WHAT THE TASK ASKS | Pick out all lines of the entries that include the word "mineraalivilla" and copy them.

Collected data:
(begin)
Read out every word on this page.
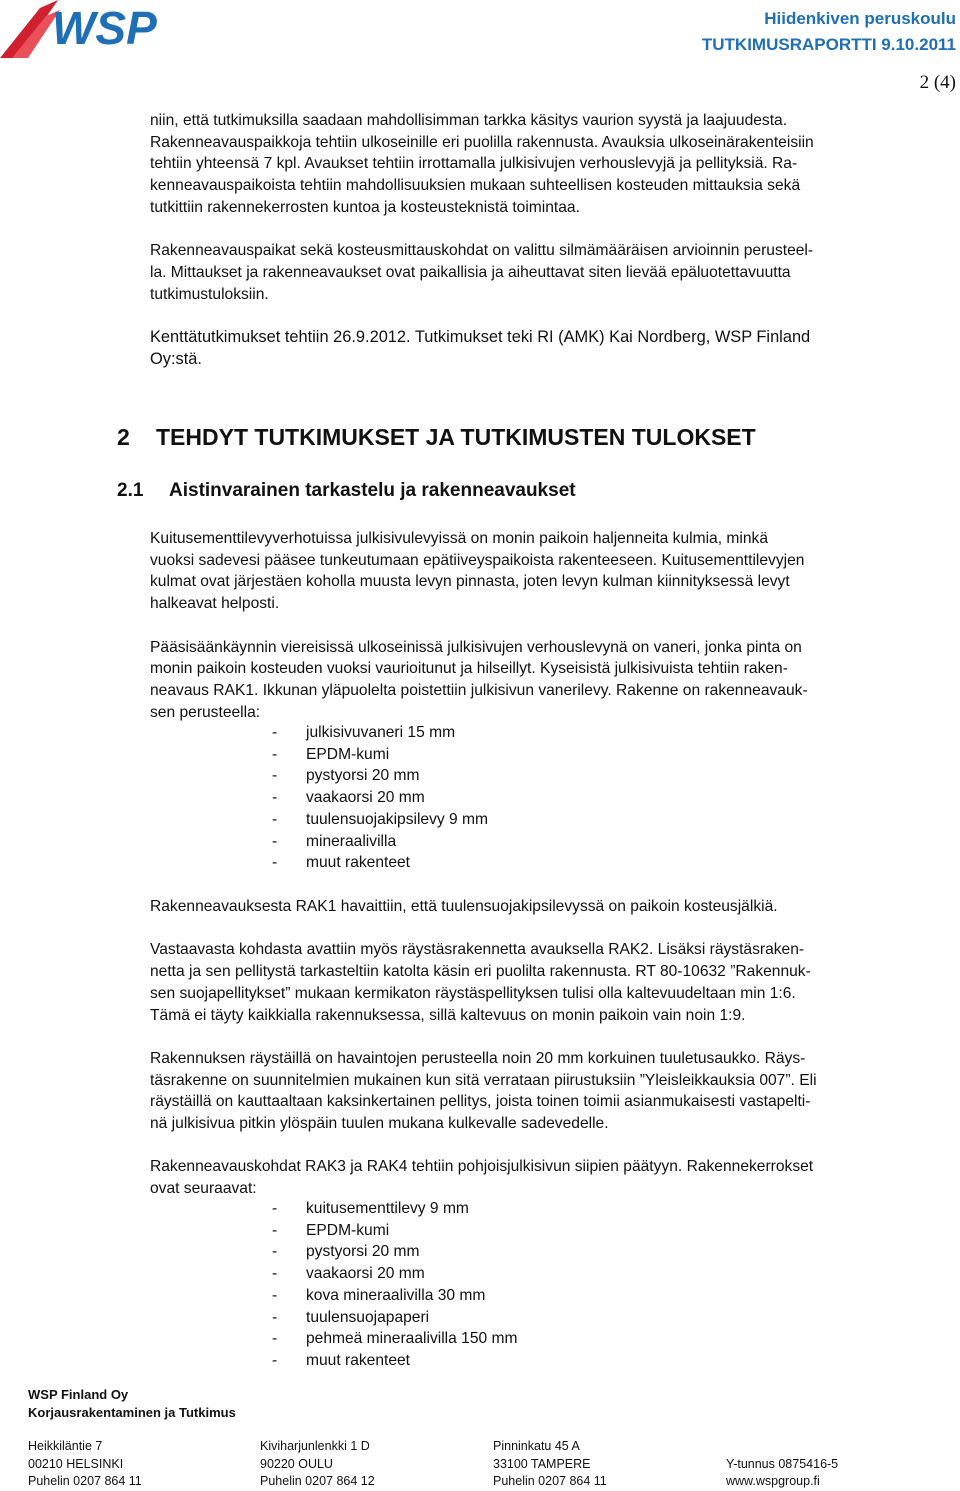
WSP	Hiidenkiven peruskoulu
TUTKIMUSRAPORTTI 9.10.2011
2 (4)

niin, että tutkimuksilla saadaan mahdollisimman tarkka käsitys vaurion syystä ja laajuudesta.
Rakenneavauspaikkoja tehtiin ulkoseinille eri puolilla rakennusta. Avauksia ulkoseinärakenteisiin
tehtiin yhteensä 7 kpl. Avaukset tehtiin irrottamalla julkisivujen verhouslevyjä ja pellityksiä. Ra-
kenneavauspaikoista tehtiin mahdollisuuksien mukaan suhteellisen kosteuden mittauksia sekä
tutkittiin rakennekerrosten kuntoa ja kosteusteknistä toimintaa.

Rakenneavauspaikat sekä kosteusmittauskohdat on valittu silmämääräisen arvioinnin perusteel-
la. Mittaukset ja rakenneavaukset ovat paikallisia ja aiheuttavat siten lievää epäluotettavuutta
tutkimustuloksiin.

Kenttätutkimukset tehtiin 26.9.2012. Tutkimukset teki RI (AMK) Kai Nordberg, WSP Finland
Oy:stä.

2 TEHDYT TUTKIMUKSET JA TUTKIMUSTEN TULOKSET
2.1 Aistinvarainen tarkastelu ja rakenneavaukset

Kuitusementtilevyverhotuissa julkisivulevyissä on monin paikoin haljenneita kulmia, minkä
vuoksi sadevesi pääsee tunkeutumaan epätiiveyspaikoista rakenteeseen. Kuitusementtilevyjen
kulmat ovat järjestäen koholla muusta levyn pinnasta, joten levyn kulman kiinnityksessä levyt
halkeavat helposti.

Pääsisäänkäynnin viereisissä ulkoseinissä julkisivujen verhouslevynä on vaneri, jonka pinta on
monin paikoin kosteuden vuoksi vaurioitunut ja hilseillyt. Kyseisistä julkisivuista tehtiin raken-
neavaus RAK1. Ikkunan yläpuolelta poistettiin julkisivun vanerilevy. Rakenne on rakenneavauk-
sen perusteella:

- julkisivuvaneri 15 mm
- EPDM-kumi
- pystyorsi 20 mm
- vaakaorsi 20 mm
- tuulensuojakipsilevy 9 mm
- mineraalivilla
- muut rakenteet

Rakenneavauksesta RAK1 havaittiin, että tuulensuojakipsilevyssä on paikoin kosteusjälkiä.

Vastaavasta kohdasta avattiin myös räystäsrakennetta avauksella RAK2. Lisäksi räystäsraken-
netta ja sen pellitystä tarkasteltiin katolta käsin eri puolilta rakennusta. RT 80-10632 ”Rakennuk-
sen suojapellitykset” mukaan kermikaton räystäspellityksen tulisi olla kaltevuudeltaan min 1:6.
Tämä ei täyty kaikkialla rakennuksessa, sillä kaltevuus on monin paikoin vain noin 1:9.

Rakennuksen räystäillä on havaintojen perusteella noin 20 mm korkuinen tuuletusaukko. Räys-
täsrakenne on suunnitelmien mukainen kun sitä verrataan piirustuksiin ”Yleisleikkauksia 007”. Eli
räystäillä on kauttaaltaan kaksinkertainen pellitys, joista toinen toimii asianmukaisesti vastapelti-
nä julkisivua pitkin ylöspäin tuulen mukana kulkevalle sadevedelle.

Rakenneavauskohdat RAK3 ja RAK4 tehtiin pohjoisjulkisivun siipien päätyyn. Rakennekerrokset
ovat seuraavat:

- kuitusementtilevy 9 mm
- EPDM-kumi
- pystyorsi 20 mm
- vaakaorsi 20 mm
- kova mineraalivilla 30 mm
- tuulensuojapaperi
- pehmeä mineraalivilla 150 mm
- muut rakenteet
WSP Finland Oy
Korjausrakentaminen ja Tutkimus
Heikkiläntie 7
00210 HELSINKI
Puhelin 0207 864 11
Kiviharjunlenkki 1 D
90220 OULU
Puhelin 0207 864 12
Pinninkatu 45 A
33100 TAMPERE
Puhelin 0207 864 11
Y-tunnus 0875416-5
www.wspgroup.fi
(end)
(begin)
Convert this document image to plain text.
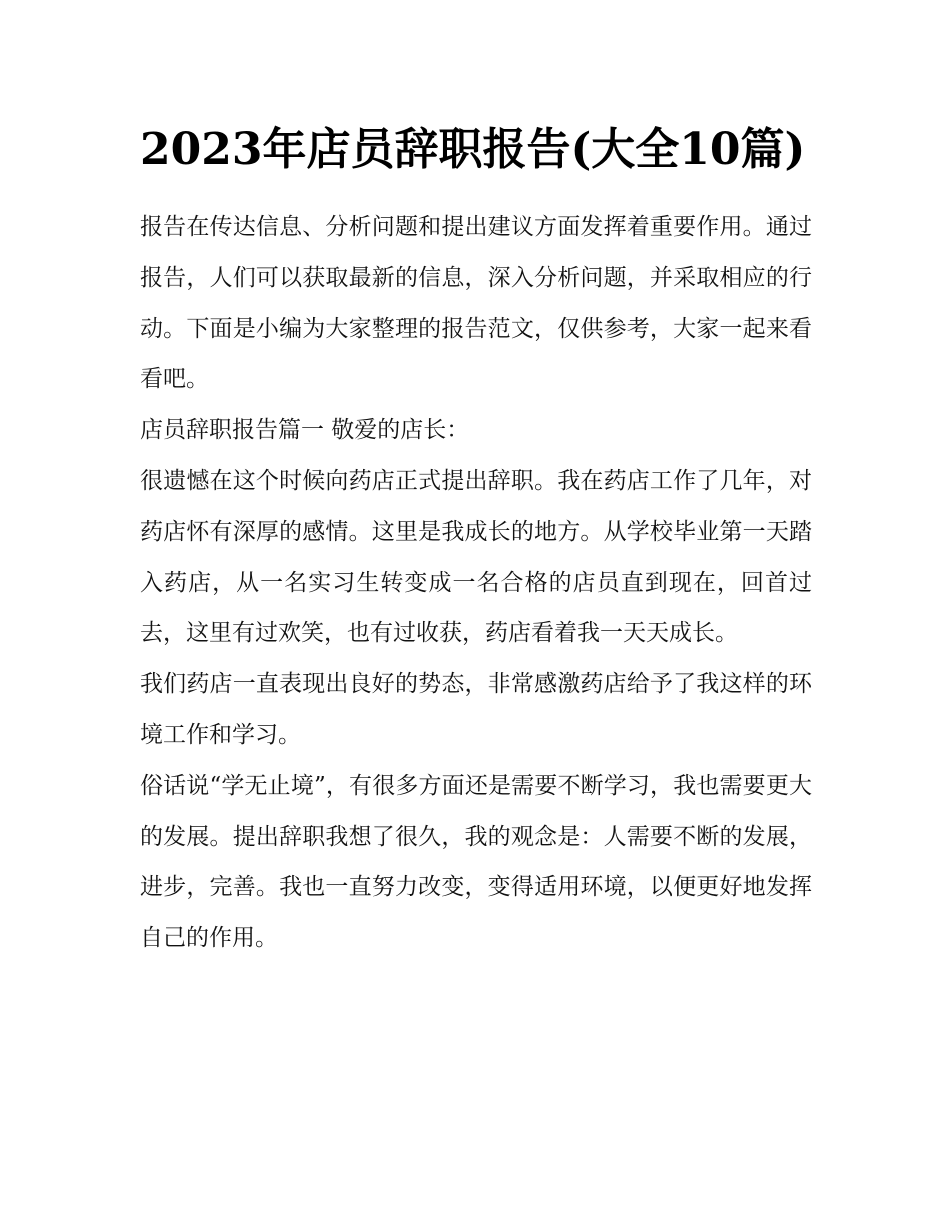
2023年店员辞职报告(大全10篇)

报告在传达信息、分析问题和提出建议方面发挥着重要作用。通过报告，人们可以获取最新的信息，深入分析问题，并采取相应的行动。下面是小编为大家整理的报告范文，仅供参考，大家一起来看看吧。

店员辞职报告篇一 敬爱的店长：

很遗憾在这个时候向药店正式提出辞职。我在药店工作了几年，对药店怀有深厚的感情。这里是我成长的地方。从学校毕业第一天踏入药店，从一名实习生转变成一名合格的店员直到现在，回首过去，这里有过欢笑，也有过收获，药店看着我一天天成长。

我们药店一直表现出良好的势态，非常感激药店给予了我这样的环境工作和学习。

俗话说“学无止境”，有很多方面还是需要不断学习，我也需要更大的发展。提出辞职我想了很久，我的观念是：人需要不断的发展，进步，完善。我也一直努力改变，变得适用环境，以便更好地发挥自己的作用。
(end)
CORRECT RESULT |
- mineraalivilla
- kova mineraalivilla 30 mm
- pehmeä mineraalivilla 150 mm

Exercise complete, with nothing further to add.